[Some records]
.....

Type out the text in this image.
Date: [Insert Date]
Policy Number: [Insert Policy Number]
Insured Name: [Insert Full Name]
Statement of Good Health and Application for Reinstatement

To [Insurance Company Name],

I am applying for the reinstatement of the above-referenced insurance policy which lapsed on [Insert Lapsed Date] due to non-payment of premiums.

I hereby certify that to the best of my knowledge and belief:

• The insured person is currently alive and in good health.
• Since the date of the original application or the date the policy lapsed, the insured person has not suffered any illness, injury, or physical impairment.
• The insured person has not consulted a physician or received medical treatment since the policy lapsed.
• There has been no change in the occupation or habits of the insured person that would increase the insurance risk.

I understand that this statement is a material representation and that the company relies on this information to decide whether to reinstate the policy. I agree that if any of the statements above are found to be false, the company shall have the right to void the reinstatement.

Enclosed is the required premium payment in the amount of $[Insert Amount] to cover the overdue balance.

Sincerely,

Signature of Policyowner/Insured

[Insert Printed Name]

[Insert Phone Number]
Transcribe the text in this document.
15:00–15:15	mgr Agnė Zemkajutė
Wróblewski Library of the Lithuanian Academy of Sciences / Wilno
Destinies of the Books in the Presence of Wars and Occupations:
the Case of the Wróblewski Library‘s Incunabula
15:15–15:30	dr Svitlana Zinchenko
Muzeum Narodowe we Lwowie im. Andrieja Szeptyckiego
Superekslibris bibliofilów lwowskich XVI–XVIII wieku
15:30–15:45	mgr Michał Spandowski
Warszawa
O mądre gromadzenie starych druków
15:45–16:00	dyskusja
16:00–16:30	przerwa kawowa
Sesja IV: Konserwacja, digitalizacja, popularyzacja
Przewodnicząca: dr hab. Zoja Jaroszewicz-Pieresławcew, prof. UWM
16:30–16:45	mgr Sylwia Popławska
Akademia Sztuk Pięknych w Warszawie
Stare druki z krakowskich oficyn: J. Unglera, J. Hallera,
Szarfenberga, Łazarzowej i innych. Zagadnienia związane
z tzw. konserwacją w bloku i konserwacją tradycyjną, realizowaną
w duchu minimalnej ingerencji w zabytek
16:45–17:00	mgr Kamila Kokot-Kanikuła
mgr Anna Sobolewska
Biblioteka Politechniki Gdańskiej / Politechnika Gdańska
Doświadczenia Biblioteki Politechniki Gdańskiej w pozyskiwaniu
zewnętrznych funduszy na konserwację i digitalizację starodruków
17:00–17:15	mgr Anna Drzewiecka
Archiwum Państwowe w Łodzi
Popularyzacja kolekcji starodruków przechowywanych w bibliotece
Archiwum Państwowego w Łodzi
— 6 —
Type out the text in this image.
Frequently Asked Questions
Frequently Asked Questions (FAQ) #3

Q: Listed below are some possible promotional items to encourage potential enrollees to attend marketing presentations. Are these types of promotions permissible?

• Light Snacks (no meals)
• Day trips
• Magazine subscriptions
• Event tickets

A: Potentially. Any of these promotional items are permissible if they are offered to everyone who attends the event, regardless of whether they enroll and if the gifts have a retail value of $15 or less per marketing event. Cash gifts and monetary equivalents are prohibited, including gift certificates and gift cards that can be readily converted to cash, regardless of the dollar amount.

.....

What you need to do = Quote all of the entries exactly as they appear.

Task response =
Type out the text in this image.
Date: [Insert Date]
Policy Number: [Insert Policy Number]
Insured Name: [Insert Full Name]
Statement of Good Health and Application for Reinstatement

To [Insurance Company Name],

I am applying for the reinstatement of the above-referenced insurance policy which lapsed on [Insert Lapsed Date] due to non-payment of premiums.

I hereby certify that to the best of my knowledge and belief:

• The insured person is currently alive and in good health.
• Since the date of the original application or the date the policy lapsed, the insured person has not suffered any illness, injury, or physical impairment.
• The insured person has not consulted a physician or received medical treatment since the policy lapsed.
• There has been no change in the occupation or habits of the insured person that would increase the insurance risk.

I understand that this statement is a material representation and that the company relies on this information to decide whether to reinstate the policy. I agree that if any of the statements above are found to be false, the company shall have the right to void the reinstatement.

Enclosed is the required premium payment in the amount of $[Insert Amount] to cover the overdue balance.

Sincerely,

Signature of Policyowner/Insured

[Insert Printed Name]

[Insert Phone Number]
Transcribe the text in this document.
15:00–15:15	mgr Agnė Zemkajutė
Wróblewski Library of the Lithuanian Academy of Sciences / Wilno
Destinies of the Books in the Presence of Wars and Occupations:
the Case of the Wróblewski Library‘s Incunabula
15:15–15:30	dr Svitlana Zinchenko
Muzeum Narodowe we Lwowie im. Andrieja Szeptyckiego
Superekslibris bibliofilów lwowskich XVI–XVIII wieku
15:30–15:45	mgr Michał Spandowski
Warszawa
O mądre gromadzenie starych druków
15:45–16:00	dyskusja
16:00–16:30	przerwa kawowa
Sesja IV: Konserwacja, digitalizacja, popularyzacja
Przewodnicząca: dr hab. Zoja Jaroszewicz-Pieresławcew, prof. UWM
16:30–16:45	mgr Sylwia Popławska
Akademia Sztuk Pięknych w Warszawie
Stare druki z krakowskich oficyn: J. Unglera, J. Hallera,
Szarfenberga, Łazarzowej i innych. Zagadnienia związane
z tzw. konserwacją w bloku i konserwacją tradycyjną, realizowaną
w duchu minimalnej ingerencji w zabytek
16:45–17:00	mgr Kamila Kokot-Kanikuła
mgr Anna Sobolewska
Biblioteka Politechniki Gdańskiej / Politechnika Gdańska
Doświadczenia Biblioteki Politechniki Gdańskiej w pozyskiwaniu
zewnętrznych funduszy na konserwację i digitalizację starodruków
17:00–17:15	mgr Anna Drzewiecka
Archiwum Państwowe w Łodzi
Popularyzacja kolekcji starodruków przechowywanych w bibliotece
Archiwum Państwowego w Łodzi
— 6 —
Type out the text in this image.
Frequently Asked Questions
Frequently Asked Questions (FAQ) #3

Q: Listed below are some possible promotional items to encourage potential enrollees to attend marketing presentations. Are these types of promotions permissible?

• Light Snacks (no meals)
• Day trips
• Magazine subscriptions
• Event tickets

A: Potentially. Any of these promotional items are permissible if they are offered to everyone who attends the event, regardless of whether they enroll and if the gifts have a retail value of $15 or less per marketing event. Cash gifts and monetary equivalents are prohibited, including gift certificates and gift cards that can be readily converted to cash, regardless of the dollar amount.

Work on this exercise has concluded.